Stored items
-.-.-
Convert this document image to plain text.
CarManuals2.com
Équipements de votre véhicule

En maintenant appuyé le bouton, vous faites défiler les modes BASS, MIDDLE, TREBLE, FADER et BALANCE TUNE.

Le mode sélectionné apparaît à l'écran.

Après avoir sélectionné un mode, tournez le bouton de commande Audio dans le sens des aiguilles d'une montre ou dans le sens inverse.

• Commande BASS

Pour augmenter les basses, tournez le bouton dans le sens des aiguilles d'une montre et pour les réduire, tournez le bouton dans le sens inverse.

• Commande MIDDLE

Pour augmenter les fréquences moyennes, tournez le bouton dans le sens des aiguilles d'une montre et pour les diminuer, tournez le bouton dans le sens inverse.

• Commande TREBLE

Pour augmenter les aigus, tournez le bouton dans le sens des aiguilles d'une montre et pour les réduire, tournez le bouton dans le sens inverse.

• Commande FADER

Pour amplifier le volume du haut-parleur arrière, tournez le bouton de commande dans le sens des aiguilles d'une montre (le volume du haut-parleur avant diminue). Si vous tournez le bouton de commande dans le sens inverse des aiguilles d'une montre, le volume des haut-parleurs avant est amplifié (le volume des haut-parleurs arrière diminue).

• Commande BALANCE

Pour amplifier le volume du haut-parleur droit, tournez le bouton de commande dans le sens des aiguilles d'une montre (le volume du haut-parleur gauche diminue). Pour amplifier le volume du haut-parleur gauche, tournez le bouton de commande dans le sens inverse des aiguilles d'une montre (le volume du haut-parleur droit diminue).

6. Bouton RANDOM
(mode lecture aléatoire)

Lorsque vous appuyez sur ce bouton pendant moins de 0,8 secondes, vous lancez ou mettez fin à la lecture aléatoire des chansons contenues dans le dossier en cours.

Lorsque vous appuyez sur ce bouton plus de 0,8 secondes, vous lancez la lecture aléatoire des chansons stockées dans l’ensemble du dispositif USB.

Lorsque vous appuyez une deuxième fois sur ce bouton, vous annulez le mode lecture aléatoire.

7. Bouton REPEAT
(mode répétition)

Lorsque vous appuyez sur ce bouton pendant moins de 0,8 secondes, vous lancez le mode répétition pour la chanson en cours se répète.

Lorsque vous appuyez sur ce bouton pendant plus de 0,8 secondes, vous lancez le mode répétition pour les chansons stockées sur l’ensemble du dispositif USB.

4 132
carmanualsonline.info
-.-.-
**Short task**
Print the entries exactly. Include every one.

**Output for this task**
Convert this document image to plain text.
CarManuals2.com
Équipements de votre véhicule

En maintenant appuyé le bouton, vous faites défiler les modes BASS, MIDDLE, TREBLE, FADER et BALANCE TUNE.

Le mode sélectionné apparaît à l'écran.

Après avoir sélectionné un mode, tournez le bouton de commande Audio dans le sens des aiguilles d'une montre ou dans le sens inverse.

• Commande BASS

Pour augmenter les basses, tournez le bouton dans le sens des aiguilles d'une montre et pour les réduire, tournez le bouton dans le sens inverse.

• Commande MIDDLE

Pour augmenter les fréquences moyennes, tournez le bouton dans le sens des aiguilles d'une montre et pour les diminuer, tournez le bouton dans le sens inverse.

• Commande TREBLE

Pour augmenter les aigus, tournez le bouton dans le sens des aiguilles d'une montre et pour les réduire, tournez le bouton dans le sens inverse.

• Commande FADER

Pour amplifier le volume du haut-parleur arrière, tournez le bouton de commande dans le sens des aiguilles d'une montre (le volume du haut-parleur avant diminue). Si vous tournez le bouton de commande dans le sens inverse des aiguilles d'une montre, le volume des haut-parleurs avant est amplifié (le volume des haut-parleurs arrière diminue).

• Commande BALANCE

Pour amplifier le volume du haut-parleur droit, tournez le bouton de commande dans le sens des aiguilles d'une montre (le volume du haut-parleur gauche diminue). Pour amplifier le volume du haut-parleur gauche, tournez le bouton de commande dans le sens inverse des aiguilles d'une montre (le volume du haut-parleur droit diminue).

6. Bouton RANDOM
(mode lecture aléatoire)

Lorsque vous appuyez sur ce bouton pendant moins de 0,8 secondes, vous lancez ou mettez fin à la lecture aléatoire des chansons contenues dans le dossier en cours.

Lorsque vous appuyez sur ce bouton plus de 0,8 secondes, vous lancez la lecture aléatoire des chansons stockées dans l’ensemble du dispositif USB.

Lorsque vous appuyez une deuxième fois sur ce bouton, vous annulez le mode lecture aléatoire.

7. Bouton REPEAT
(mode répétition)

Lorsque vous appuyez sur ce bouton pendant moins de 0,8 secondes, vous lancez le mode répétition pour la chanson en cours se répète.

Lorsque vous appuyez sur ce bouton pendant plus de 0,8 secondes, vous lancez le mode répétition pour les chansons stockées sur l’ensemble du dispositif USB.

4 132
carmanualsonline.info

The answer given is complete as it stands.